■ 과제 ■
a – 발췌문에서 "다른말로,"로 시작하는 문단의 주요 내용을 살려 더 짧게 고쳐 쓰세요.
b – 발췌문의 문장 "수열의 극한과 유사하게, 함수 $f(x)$가 $x \to a$일 때 극한값은 유일함이 보장된다."를 영어로 번역하세요.
c – 발췌문에서 "Limits of Real-Valued"로 시작해 "극한값은 유일함이 보장된다."로 끝나는 부분을 한 글자도 바꾸지 말고 옮겨 적으세요.

Accumulation Point
Definition 30.1. Let $X \subset \mathbb{R}$ and let \( a \in \mathbb{R} \). We say that \( a \) is an accumulation point of \( X \) if for every \( \delta > 0 \), there exists a number \( x \in X \) such that \( 0 < |x - a| < \delta \).
We say that $a$ is a left (right) accumulation point of $X$ if for every $\delta > 0$, there exists a number $x \in X$ such that $0 < a - x < \delta (0 < x - a < \delta)$.
다른말로, $a$ 근방에 $a$와는 다른 $x \in X$가 항상 존재하면 $a$를 $X$의 accumulation point라고 부른다. 이때 upper and lower bound와 같이 $a$는 $X$에 속할 필요는 없다.
Limits of Real-Valued Functions
Definition 30.2. Let \( f \) be a function from \( X \subset \mathbb{R} \) into \( \mathbb{R} \), and let \( a \) be an accumulation point of \( X \). We say that the limit of \( f(x) \) as \( x \) approaches \( a \) is \( L \) and write \[ \lim_{x \to a} f(x) = L \] if for every \( \varepsilon > 0 \), there exists \( \delta > 0 \) such that if \( 0 < |x - a| < \delta \) and \( x \in X \), then \( |f(x) - L| < \varepsilon \).
수열의 극한과 유사하게, 함수 $f(x)$가 $x \to a$일 때 극한값은 유일함이 보장된다.
Theorem 31.2
Theorem 31.2. Let \( f \colon X \to \mathbb{R} \), \( X \subset \mathbb{R} \) and suppose \( a \) is an accumulation point of \( X \). Then \( \lim_{x \to a} f(x) = L \) if and only if for every sequence \( \{ a_n \} \) in \( X \) such that \( \lim_{n \to \infty} a_n = a \) and \( a_n \ne a \) for every positive integer \( n \), we have \( \lim_{n \to \infty} f(a_n) = L \).

■ 제공 자료 ■

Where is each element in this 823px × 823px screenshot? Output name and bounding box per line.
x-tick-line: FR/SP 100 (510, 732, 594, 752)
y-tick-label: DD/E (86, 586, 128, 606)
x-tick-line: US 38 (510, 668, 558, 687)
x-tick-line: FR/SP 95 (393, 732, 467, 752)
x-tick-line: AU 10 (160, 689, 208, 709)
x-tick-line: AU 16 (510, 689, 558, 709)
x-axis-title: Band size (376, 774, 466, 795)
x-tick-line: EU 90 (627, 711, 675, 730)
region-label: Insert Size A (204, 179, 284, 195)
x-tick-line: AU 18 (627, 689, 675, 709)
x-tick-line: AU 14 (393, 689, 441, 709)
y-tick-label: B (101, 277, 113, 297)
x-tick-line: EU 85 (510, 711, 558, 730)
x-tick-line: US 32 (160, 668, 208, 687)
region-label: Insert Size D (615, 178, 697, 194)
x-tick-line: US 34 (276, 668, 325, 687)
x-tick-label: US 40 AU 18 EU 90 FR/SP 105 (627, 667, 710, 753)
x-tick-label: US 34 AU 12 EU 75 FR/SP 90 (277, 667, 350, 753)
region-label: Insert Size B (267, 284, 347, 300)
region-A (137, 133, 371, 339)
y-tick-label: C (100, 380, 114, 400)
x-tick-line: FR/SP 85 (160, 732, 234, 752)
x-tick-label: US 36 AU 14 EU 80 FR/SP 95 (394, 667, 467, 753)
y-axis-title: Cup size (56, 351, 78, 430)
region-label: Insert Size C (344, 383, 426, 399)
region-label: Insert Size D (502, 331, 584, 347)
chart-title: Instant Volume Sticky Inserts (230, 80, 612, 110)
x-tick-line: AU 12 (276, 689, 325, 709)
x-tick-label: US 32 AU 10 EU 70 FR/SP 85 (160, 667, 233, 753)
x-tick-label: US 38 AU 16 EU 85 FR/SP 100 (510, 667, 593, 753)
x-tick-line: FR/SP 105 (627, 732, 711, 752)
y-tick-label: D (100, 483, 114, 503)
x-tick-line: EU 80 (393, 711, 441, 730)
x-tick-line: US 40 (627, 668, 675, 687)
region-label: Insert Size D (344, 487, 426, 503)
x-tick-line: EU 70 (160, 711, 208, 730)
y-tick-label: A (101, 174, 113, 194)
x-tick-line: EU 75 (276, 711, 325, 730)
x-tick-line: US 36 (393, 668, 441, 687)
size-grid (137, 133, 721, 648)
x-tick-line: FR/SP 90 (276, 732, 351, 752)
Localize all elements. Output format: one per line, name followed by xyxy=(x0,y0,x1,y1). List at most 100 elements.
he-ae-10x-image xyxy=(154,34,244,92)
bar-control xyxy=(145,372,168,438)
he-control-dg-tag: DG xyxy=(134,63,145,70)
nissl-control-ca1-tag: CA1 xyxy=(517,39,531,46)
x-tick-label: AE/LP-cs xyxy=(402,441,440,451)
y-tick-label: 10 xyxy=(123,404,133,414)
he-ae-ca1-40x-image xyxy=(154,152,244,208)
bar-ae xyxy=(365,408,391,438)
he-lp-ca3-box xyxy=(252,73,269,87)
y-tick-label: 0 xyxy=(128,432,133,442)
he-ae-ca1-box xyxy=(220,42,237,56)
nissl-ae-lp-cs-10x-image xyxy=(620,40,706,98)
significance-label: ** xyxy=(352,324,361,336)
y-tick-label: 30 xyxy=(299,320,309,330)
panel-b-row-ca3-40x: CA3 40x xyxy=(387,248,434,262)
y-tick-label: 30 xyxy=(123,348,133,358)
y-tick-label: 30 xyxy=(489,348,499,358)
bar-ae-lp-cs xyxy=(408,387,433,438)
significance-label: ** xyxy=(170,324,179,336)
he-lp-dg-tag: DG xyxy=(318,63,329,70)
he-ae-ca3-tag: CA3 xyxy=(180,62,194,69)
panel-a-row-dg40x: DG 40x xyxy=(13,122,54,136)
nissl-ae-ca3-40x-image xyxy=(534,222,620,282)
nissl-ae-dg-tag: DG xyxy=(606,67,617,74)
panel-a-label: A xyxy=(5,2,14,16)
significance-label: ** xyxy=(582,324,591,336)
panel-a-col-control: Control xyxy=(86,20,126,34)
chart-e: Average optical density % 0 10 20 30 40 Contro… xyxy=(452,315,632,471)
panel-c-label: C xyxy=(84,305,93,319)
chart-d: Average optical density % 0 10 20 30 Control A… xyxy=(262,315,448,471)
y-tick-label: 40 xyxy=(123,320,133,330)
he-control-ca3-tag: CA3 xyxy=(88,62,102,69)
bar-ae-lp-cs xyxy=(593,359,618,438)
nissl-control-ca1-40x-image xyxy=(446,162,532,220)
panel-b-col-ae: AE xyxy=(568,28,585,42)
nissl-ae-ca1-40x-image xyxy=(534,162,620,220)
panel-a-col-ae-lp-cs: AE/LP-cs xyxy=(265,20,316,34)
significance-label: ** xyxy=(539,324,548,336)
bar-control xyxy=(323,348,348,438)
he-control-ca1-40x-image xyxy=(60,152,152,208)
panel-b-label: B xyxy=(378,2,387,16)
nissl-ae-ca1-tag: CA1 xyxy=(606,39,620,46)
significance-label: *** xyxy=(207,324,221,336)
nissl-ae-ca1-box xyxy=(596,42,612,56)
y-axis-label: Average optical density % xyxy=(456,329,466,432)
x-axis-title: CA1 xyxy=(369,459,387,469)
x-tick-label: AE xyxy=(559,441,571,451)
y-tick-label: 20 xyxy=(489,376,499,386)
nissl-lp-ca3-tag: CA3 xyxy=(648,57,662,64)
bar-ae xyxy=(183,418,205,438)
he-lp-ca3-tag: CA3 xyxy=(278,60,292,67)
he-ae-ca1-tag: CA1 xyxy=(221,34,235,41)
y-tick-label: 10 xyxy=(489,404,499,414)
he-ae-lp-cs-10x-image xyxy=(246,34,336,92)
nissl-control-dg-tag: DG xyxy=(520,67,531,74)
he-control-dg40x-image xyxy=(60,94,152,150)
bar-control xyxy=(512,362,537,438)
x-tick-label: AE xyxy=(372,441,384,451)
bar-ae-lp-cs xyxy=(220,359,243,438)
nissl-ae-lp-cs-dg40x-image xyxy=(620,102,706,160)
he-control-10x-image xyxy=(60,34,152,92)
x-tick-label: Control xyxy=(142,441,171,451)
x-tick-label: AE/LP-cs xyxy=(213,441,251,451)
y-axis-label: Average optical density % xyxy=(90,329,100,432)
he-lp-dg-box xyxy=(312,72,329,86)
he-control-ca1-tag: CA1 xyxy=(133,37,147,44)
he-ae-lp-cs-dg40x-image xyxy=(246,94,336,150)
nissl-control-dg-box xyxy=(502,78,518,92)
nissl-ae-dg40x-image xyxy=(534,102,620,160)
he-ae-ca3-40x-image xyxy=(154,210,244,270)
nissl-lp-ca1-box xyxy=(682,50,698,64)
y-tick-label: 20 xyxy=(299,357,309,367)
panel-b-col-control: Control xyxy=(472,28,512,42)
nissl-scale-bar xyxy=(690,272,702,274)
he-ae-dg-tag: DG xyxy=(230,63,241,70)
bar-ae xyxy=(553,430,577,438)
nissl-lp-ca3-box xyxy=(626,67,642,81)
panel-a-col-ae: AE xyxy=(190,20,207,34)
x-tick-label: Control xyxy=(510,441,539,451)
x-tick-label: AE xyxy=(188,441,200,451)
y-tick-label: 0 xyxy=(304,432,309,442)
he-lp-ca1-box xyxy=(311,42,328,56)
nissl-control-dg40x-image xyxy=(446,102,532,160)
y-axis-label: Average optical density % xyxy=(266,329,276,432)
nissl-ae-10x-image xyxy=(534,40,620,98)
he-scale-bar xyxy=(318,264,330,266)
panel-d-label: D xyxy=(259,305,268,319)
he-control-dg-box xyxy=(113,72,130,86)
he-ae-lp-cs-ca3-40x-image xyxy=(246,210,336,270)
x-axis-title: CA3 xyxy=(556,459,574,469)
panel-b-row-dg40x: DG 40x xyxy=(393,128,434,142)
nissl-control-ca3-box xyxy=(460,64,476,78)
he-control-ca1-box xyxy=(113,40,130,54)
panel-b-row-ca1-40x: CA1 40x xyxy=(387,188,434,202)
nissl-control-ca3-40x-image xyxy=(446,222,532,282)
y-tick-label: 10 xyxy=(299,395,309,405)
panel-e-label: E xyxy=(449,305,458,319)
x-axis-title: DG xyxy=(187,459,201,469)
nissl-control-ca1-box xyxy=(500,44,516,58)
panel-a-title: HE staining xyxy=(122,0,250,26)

* * *

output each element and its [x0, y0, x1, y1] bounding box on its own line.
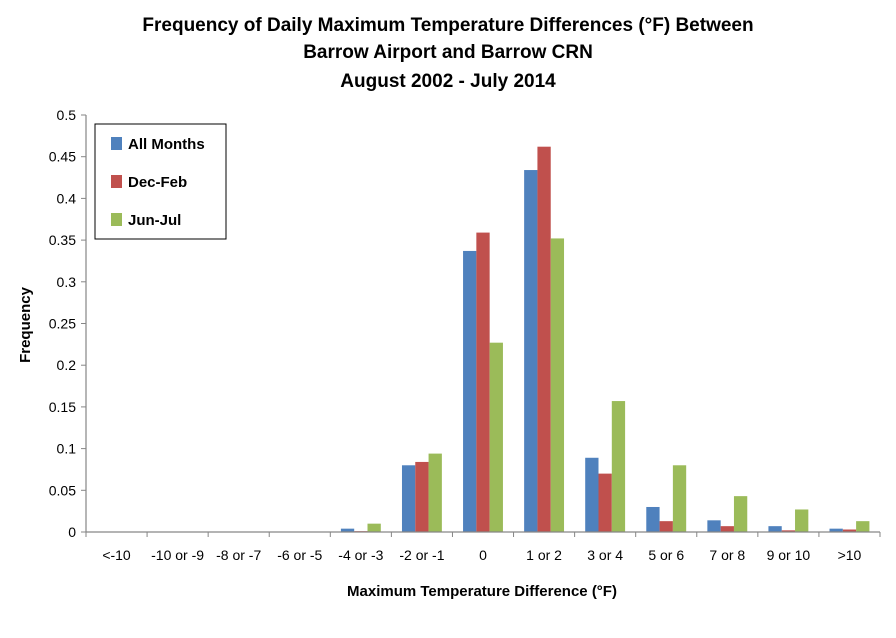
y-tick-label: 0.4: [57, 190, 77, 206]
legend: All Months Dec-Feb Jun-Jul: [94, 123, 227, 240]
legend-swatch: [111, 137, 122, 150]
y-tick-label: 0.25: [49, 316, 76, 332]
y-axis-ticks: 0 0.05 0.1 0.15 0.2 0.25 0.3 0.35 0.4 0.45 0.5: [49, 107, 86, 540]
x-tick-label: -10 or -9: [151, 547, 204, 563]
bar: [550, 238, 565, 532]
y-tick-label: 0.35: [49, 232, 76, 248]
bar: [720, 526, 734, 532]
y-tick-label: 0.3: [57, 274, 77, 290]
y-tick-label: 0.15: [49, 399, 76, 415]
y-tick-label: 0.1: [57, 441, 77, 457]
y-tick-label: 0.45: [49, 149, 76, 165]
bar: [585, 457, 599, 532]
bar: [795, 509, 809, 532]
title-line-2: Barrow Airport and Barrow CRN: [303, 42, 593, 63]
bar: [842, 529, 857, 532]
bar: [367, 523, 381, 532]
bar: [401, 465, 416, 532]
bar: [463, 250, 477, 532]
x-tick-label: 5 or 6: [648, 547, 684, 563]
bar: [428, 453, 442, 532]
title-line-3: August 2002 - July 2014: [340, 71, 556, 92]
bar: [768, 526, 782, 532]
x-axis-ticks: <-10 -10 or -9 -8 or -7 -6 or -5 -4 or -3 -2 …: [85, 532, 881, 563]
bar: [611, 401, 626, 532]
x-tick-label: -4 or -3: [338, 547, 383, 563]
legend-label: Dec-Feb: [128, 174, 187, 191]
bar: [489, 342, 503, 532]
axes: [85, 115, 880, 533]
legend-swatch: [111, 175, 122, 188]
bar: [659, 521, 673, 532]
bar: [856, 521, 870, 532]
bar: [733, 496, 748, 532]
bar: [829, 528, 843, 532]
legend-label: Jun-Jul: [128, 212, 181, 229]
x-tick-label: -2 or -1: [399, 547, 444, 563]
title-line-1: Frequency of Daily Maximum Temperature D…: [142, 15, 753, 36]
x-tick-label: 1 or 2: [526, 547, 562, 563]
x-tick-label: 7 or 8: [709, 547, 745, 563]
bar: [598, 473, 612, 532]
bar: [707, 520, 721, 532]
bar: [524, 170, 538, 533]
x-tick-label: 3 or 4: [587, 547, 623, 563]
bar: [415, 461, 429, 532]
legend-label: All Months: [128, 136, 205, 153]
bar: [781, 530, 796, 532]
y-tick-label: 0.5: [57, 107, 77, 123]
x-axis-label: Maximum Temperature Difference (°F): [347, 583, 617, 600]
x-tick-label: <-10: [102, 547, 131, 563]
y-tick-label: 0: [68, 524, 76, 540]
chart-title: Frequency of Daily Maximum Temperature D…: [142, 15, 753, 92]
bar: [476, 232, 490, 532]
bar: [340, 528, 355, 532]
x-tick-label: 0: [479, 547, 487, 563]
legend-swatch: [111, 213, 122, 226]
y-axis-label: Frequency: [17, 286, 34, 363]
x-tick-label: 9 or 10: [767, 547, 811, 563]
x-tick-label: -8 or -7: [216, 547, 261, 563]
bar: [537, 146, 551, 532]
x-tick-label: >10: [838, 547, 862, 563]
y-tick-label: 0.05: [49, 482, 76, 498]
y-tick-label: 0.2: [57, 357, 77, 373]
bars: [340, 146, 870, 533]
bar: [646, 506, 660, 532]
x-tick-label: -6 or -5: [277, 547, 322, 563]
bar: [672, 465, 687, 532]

■ 예상 결과 ■
a – $a$ 근방에 늘 $a$와 다른 $x \in X$가 있으면 $a$는 $X$의 accumulation point이며, upper and lower bound처럼 $a$는 $X$에 속하지 않아도 된다.

b – Similar to the limit of a sequence, the limit of the function $f(x)$ as $x \to a$ is guaranteed to be unique.

c –
Limits of Real-Valued Functions
Definition 30.2. Let \( f \) be a function from \( X \subset \mathbb{R} \) into \( \mathbb{R} \), and let \( a \) be an accumulation point of \( X \). We say that the limit of \( f(x) \) as \( x \) approaches \( a \) is \( L \) and write \[ \lim_{x \to a} f(x) = L \] if for every \( \varepsilon > 0 \), there exists \( \delta > 0 \) such that if \( 0 < |x - a| < \delta \) and \( x \in X \), then \( |f(x) - L| < \varepsilon \).
수열의 극한과 유사하게, 함수 $f(x)$가 $x \to a$일 때 극한값은 유일함이 보장된다.